- **Instructions to follow**:
Each entry below is to be transcribed exactly.

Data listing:
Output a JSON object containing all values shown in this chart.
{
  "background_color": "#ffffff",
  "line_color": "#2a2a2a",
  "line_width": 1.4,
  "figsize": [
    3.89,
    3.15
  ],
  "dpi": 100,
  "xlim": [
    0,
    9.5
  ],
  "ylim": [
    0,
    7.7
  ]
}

- **Answer for the task**:
Output a JSON object containing all values shown in this chart.
{
  "background_color": "#ffffff",
  "line_color": "#2a2a2a",
  "line_width": 1.4,
  "figsize": [
    3.89,
    3.15
  ],
  "dpi": 100,
  "xlim": [
    0,
    9.5
  ],
  "ylim": [
    0,
    7.7
  ]
}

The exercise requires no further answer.